◆ **Entries provided**:
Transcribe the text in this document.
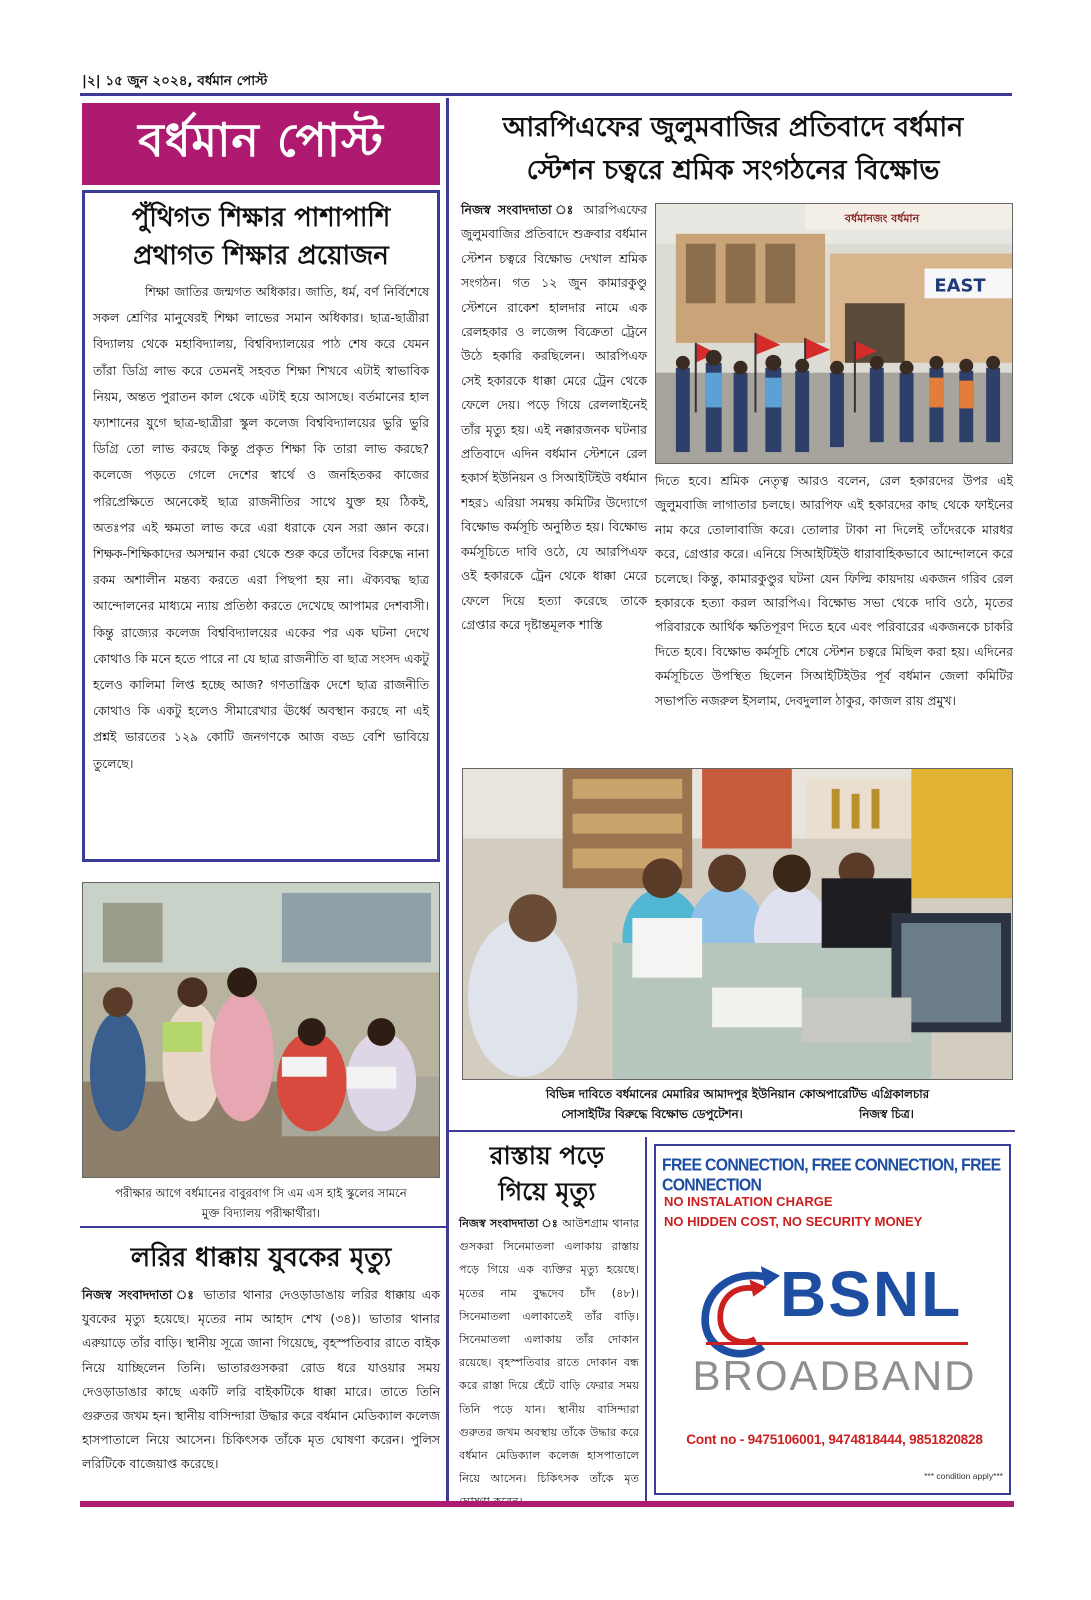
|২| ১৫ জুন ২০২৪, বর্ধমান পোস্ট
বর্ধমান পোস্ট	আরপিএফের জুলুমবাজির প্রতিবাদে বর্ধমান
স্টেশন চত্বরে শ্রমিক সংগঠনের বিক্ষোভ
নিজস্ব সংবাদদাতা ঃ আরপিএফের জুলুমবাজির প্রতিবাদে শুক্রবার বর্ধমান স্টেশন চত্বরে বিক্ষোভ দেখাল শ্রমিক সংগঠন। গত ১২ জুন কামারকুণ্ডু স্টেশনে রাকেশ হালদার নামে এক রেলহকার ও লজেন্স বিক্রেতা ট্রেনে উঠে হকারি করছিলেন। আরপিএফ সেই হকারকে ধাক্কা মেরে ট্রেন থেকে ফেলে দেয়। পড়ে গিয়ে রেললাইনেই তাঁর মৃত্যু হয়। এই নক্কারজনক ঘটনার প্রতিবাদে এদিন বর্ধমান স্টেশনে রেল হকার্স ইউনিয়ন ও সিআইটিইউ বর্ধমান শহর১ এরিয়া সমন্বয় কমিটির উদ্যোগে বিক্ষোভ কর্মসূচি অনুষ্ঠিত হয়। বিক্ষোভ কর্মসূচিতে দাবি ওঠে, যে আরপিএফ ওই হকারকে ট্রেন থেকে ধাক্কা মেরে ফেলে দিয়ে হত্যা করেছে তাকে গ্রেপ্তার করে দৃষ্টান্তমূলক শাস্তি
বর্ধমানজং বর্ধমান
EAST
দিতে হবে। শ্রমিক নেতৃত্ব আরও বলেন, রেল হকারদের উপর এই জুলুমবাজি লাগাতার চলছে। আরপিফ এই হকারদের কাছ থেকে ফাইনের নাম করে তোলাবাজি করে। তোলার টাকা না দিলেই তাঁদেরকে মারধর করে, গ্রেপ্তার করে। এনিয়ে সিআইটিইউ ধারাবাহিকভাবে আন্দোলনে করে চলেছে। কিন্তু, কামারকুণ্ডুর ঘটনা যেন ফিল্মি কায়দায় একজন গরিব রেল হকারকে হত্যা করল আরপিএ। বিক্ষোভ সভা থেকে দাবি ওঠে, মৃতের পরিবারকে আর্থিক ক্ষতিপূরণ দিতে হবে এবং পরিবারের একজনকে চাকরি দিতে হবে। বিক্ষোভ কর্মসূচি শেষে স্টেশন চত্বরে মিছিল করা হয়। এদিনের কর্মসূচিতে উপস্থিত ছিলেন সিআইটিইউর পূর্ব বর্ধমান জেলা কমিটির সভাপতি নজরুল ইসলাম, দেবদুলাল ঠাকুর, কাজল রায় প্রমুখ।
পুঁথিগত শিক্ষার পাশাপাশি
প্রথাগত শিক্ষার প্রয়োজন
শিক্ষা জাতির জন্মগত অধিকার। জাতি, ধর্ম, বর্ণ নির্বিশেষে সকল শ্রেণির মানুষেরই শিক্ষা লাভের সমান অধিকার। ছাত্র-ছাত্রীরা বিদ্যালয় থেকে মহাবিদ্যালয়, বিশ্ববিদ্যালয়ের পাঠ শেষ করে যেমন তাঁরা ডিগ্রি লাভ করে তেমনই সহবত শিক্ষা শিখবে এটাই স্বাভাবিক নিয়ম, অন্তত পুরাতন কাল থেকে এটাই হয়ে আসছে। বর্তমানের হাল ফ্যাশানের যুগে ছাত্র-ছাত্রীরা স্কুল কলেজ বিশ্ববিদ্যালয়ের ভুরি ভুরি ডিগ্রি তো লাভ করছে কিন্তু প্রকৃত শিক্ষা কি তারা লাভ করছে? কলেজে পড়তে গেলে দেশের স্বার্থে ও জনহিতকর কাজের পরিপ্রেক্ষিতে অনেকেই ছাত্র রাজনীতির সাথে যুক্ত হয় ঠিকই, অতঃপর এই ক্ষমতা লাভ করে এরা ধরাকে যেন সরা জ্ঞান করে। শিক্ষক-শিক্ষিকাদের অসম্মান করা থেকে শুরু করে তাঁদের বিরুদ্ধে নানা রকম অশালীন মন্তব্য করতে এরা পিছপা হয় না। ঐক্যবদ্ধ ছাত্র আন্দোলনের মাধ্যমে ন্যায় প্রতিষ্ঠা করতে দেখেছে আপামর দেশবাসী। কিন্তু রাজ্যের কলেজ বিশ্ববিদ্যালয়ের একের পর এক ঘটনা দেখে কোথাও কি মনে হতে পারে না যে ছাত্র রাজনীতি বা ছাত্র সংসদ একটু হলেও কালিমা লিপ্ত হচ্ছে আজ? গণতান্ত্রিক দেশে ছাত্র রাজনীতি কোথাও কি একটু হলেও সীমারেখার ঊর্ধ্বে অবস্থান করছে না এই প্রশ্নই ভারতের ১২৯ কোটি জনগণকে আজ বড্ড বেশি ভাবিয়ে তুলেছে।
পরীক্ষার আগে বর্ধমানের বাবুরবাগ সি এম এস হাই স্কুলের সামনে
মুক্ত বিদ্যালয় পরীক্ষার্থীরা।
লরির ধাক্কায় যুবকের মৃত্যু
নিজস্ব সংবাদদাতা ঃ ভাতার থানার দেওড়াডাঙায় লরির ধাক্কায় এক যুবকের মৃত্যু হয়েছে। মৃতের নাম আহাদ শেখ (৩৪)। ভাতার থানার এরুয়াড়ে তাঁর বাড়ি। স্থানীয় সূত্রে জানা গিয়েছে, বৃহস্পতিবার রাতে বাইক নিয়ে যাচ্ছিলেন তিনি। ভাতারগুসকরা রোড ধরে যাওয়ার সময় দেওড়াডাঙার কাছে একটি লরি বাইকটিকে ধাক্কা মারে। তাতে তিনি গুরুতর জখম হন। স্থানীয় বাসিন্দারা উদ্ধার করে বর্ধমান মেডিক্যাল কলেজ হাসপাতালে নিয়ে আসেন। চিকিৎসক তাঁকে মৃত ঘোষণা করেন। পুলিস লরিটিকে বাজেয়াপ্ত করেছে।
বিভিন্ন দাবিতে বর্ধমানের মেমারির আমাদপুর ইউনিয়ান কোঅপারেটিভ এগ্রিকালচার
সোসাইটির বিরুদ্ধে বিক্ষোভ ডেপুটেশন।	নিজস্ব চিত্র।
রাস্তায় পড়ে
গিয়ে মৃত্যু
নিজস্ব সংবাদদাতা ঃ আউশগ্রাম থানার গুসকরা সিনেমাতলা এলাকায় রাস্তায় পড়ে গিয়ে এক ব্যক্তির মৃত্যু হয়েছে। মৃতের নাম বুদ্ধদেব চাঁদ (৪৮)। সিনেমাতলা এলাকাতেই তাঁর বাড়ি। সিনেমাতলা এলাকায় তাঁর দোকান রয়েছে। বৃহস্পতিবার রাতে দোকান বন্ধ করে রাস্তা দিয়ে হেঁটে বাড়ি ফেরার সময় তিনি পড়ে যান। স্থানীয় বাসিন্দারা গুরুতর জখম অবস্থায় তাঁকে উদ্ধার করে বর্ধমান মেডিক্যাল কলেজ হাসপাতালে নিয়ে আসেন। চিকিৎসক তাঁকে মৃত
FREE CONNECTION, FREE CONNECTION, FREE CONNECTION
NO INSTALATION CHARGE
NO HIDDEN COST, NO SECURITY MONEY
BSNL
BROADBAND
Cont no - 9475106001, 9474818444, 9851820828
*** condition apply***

◆ **Task requirements**: Reproduce all the entries that precede this task, word for word, minus any pictures.

◆ **Result**:
Transcribe the text in this document.
|২| ১৫ জুন ২০২৪, বর্ধমান পোস্ট
বর্ধমান পোস্ট	আরপিএফের জুলুমবাজির প্রতিবাদে বর্ধমান
স্টেশন চত্বরে শ্রমিক সংগঠনের বিক্ষোভ
নিজস্ব সংবাদদাতা ঃ আরপিএফের জুলুমবাজির প্রতিবাদে শুক্রবার বর্ধমান স্টেশন চত্বরে বিক্ষোভ দেখাল শ্রমিক সংগঠন। গত ১২ জুন কামারকুণ্ডু স্টেশনে রাকেশ হালদার নামে এক রেলহকার ও লজেন্স বিক্রেতা ট্রেনে উঠে হকারি করছিলেন। আরপিএফ সেই হকারকে ধাক্কা মেরে ট্রেন থেকে ফেলে দেয়। পড়ে গিয়ে রেললাইনেই তাঁর মৃত্যু হয়। এই নক্কারজনক ঘটনার প্রতিবাদে এদিন বর্ধমান স্টেশনে রেল হকার্স ইউনিয়ন ও সিআইটিইউ বর্ধমান শহর১ এরিয়া সমন্বয় কমিটির উদ্যোগে বিক্ষোভ কর্মসূচি অনুষ্ঠিত হয়। বিক্ষোভ কর্মসূচিতে দাবি ওঠে, যে আরপিএফ ওই হকারকে ট্রেন থেকে ধাক্কা মেরে ফেলে দিয়ে হত্যা করেছে তাকে গ্রেপ্তার করে দৃষ্টান্তমূলক শাস্তি
বর্ধমানজং বর্ধমান
EAST
দিতে হবে। শ্রমিক নেতৃত্ব আরও বলেন, রেল হকারদের উপর এই জুলুমবাজি লাগাতার চলছে। আরপিফ এই হকারদের কাছ থেকে ফাইনের নাম করে তোলাবাজি করে। তোলার টাকা না দিলেই তাঁদেরকে মারধর করে, গ্রেপ্তার করে। এনিয়ে সিআইটিইউ ধারাবাহিকভাবে আন্দোলনে করে চলেছে। কিন্তু, কামারকুণ্ডুর ঘটনা যেন ফিল্মি কায়দায় একজন গরিব রেল হকারকে হত্যা করল আরপিএ। বিক্ষোভ সভা থেকে দাবি ওঠে, মৃতের পরিবারকে আর্থিক ক্ষতিপূরণ দিতে হবে এবং পরিবারের একজনকে চাকরি দিতে হবে। বিক্ষোভ কর্মসূচি শেষে স্টেশন চত্বরে মিছিল করা হয়। এদিনের কর্মসূচিতে উপস্থিত ছিলেন সিআইটিইউর পূর্ব বর্ধমান জেলা কমিটির সভাপতি নজরুল ইসলাম, দেবদুলাল ঠাকুর, কাজল রায় প্রমুখ।
পুঁথিগত শিক্ষার পাশাপাশি
প্রথাগত শিক্ষার প্রয়োজন
শিক্ষা জাতির জন্মগত অধিকার। জাতি, ধর্ম, বর্ণ নির্বিশেষে সকল শ্রেণির মানুষেরই শিক্ষা লাভের সমান অধিকার। ছাত্র-ছাত্রীরা বিদ্যালয় থেকে মহাবিদ্যালয়, বিশ্ববিদ্যালয়ের পাঠ শেষ করে যেমন তাঁরা ডিগ্রি লাভ করে তেমনই সহবত শিক্ষা শিখবে এটাই স্বাভাবিক নিয়ম, অন্তত পুরাতন কাল থেকে এটাই হয়ে আসছে। বর্তমানের হাল ফ্যাশানের যুগে ছাত্র-ছাত্রীরা স্কুল কলেজ বিশ্ববিদ্যালয়ের ভুরি ভুরি ডিগ্রি তো লাভ করছে কিন্তু প্রকৃত শিক্ষা কি তারা লাভ করছে? কলেজে পড়তে গেলে দেশের স্বার্থে ও জনহিতকর কাজের পরিপ্রেক্ষিতে অনেকেই ছাত্র রাজনীতির সাথে যুক্ত হয় ঠিকই, অতঃপর এই ক্ষমতা লাভ করে এরা ধরাকে যেন সরা জ্ঞান করে। শিক্ষক-শিক্ষিকাদের অসম্মান করা থেকে শুরু করে তাঁদের বিরুদ্ধে নানা রকম অশালীন মন্তব্য করতে এরা পিছপা হয় না। ঐক্যবদ্ধ ছাত্র আন্দোলনের মাধ্যমে ন্যায় প্রতিষ্ঠা করতে দেখেছে আপামর দেশবাসী। কিন্তু রাজ্যের কলেজ বিশ্ববিদ্যালয়ের একের পর এক ঘটনা দেখে কোথাও কি মনে হতে পারে না যে ছাত্র রাজনীতি বা ছাত্র সংসদ একটু হলেও কালিমা লিপ্ত হচ্ছে আজ? গণতান্ত্রিক দেশে ছাত্র রাজনীতি কোথাও কি একটু হলেও সীমারেখার ঊর্ধ্বে অবস্থান করছে না এই প্রশ্নই ভারতের ১২৯ কোটি জনগণকে আজ বড্ড বেশি ভাবিয়ে তুলেছে।
পরীক্ষার আগে বর্ধমানের বাবুরবাগ সি এম এস হাই স্কুলের সামনে
মুক্ত বিদ্যালয় পরীক্ষার্থীরা।
লরির ধাক্কায় যুবকের মৃত্যু
নিজস্ব সংবাদদাতা ঃ ভাতার থানার দেওড়াডাঙায় লরির ধাক্কায় এক যুবকের মৃত্যু হয়েছে। মৃতের নাম আহাদ শেখ (৩৪)। ভাতার থানার এরুয়াড়ে তাঁর বাড়ি। স্থানীয় সূত্রে জানা গিয়েছে, বৃহস্পতিবার রাতে বাইক নিয়ে যাচ্ছিলেন তিনি। ভাতারগুসকরা রোড ধরে যাওয়ার সময় দেওড়াডাঙার কাছে একটি লরি বাইকটিকে ধাক্কা মারে। তাতে তিনি গুরুতর জখম হন। স্থানীয় বাসিন্দারা উদ্ধার করে বর্ধমান মেডিক্যাল কলেজ হাসপাতালে নিয়ে আসেন। চিকিৎসক তাঁকে মৃত ঘোষণা করেন। পুলিস লরিটিকে বাজেয়াপ্ত করেছে।
বিভিন্ন দাবিতে বর্ধমানের মেমারির আমাদপুর ইউনিয়ান কোঅপারেটিভ এগ্রিকালচার
সোসাইটির বিরুদ্ধে বিক্ষোভ ডেপুটেশন।	নিজস্ব চিত্র।
রাস্তায় পড়ে
গিয়ে মৃত্যু
নিজস্ব সংবাদদাতা ঃ আউশগ্রাম থানার গুসকরা সিনেমাতলা এলাকায় রাস্তায় পড়ে গিয়ে এক ব্যক্তির মৃত্যু হয়েছে। মৃতের নাম বুদ্ধদেব চাঁদ (৪৮)। সিনেমাতলা এলাকাতেই তাঁর বাড়ি। সিনেমাতলা এলাকায় তাঁর দোকান রয়েছে। বৃহস্পতিবার রাতে দোকান বন্ধ করে রাস্তা দিয়ে হেঁটে বাড়ি ফেরার সময় তিনি পড়ে যান। স্থানীয় বাসিন্দারা গুরুতর জখম অবস্থায় তাঁকে উদ্ধার করে বর্ধমান মেডিক্যাল কলেজ হাসপাতালে নিয়ে আসেন। চিকিৎসক তাঁকে মৃত
FREE CONNECTION, FREE CONNECTION, FREE CONNECTION
NO INSTALATION CHARGE
NO HIDDEN COST, NO SECURITY MONEY
BSNL
BROADBAND
Cont no - 9475106001, 9474818444, 9851820828
*** condition apply***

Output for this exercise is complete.